### INSTRUCTION
Copy the data that follows, character for character, minus the pictures.

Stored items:
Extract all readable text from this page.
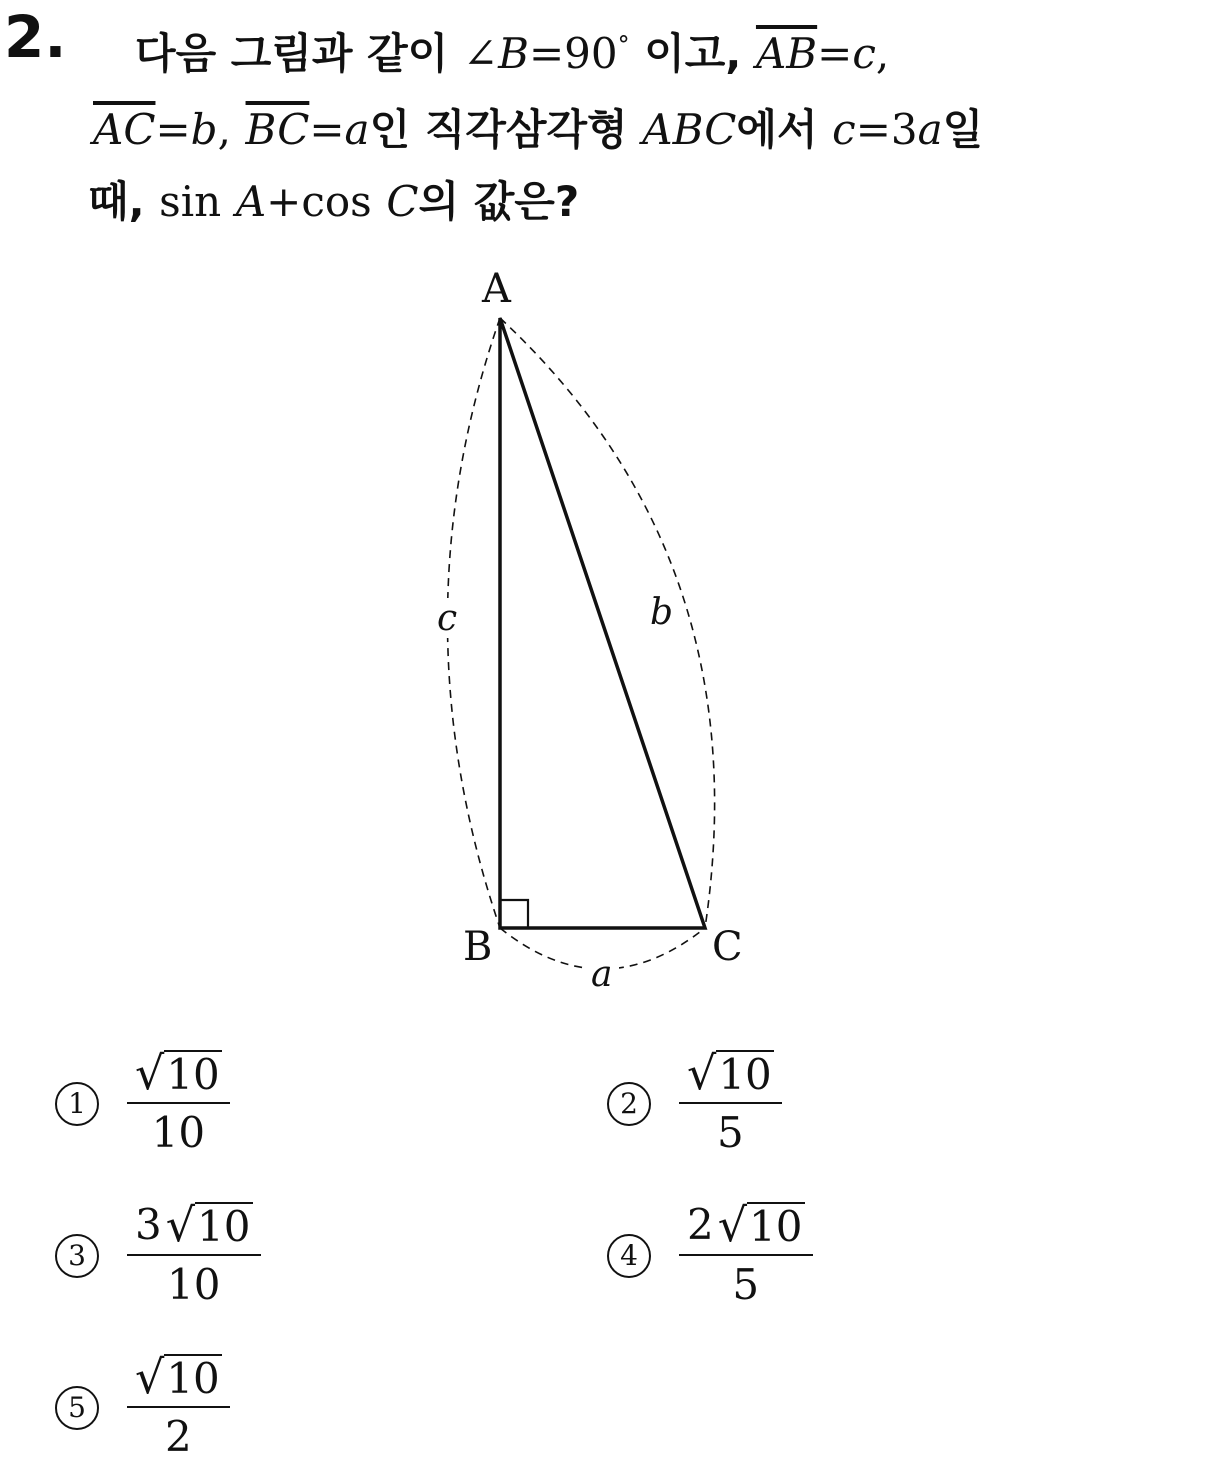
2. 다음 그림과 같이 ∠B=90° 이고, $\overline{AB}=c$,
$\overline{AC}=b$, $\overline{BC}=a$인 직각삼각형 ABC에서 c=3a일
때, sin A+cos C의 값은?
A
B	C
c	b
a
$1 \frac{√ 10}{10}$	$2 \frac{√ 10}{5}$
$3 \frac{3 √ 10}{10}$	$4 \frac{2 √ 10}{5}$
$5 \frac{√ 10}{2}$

### EXPECTED ANSWER
Extract all readable text from this page.
2. 다음 그림과 같이 ∠B=90° 이고, $\overline{AB}=c$,
$\overline{AC}=b$, $\overline{BC}=a$인 직각삼각형 ABC에서 c=3a일
때, sin A+cos C의 값은?
A
B	C
c	b
a
$1 \frac{√ 10}{10}$	$2 \frac{√ 10}{5}$
$3 \frac{3 √ 10}{10}$	$4 \frac{2 √ 10}{5}$
$5 \frac{√ 10}{2}$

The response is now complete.